"""

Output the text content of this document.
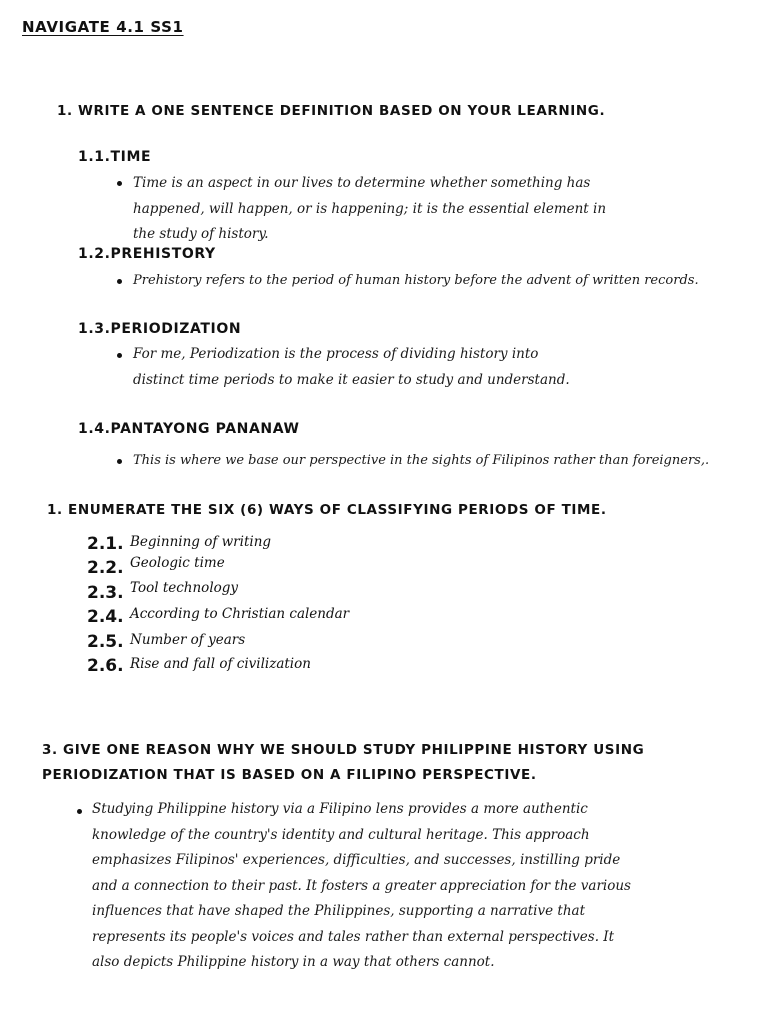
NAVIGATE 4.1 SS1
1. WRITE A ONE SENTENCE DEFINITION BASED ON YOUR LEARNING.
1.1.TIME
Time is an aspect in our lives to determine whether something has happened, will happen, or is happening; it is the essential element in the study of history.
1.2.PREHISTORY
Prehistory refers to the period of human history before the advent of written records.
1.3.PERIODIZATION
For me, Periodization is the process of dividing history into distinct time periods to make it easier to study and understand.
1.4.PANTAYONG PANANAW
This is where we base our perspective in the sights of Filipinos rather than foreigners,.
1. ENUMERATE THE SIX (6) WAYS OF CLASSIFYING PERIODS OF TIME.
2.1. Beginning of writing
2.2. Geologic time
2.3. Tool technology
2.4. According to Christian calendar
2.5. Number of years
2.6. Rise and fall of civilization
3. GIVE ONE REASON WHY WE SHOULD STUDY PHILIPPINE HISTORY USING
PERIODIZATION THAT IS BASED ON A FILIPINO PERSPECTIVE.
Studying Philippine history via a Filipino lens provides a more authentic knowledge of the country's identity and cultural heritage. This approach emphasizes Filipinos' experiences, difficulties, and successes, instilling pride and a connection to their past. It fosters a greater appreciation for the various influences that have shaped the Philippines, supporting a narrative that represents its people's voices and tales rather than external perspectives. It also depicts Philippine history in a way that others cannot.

"""
"""

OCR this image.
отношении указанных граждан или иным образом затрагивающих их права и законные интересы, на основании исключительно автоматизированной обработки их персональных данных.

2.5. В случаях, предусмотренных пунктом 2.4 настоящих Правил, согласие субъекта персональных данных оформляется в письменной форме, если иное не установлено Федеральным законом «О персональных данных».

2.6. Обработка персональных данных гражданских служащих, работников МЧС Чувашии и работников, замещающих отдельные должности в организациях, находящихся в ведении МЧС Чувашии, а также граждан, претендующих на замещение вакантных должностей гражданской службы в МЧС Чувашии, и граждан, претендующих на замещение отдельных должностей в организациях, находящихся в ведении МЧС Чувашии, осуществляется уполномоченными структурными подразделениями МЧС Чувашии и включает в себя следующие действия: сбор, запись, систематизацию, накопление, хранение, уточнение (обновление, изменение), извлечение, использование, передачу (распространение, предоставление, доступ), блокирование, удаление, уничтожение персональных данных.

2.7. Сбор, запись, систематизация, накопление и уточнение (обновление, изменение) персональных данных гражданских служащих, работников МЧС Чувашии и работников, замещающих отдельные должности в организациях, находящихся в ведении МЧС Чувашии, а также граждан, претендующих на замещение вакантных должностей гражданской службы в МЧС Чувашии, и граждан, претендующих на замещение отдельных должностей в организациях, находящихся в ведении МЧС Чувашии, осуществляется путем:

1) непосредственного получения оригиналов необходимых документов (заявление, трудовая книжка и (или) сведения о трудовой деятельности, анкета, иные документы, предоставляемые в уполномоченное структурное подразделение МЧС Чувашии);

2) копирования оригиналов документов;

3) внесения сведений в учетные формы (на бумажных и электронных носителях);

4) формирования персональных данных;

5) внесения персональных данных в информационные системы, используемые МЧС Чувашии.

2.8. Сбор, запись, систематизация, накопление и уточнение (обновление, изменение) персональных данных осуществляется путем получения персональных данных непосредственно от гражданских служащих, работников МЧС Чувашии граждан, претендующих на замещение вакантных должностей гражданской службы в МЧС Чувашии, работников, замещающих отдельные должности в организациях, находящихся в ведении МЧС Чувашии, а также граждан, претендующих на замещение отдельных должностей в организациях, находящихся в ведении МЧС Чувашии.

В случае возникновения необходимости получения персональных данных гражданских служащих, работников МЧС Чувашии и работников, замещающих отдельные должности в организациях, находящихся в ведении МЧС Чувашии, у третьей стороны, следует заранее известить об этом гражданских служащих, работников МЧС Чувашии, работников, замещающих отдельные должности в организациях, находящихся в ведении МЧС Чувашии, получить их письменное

"""

Each line containing the word "путем" counts once; report the total alone.

[ANSWER TO THE TASK] 2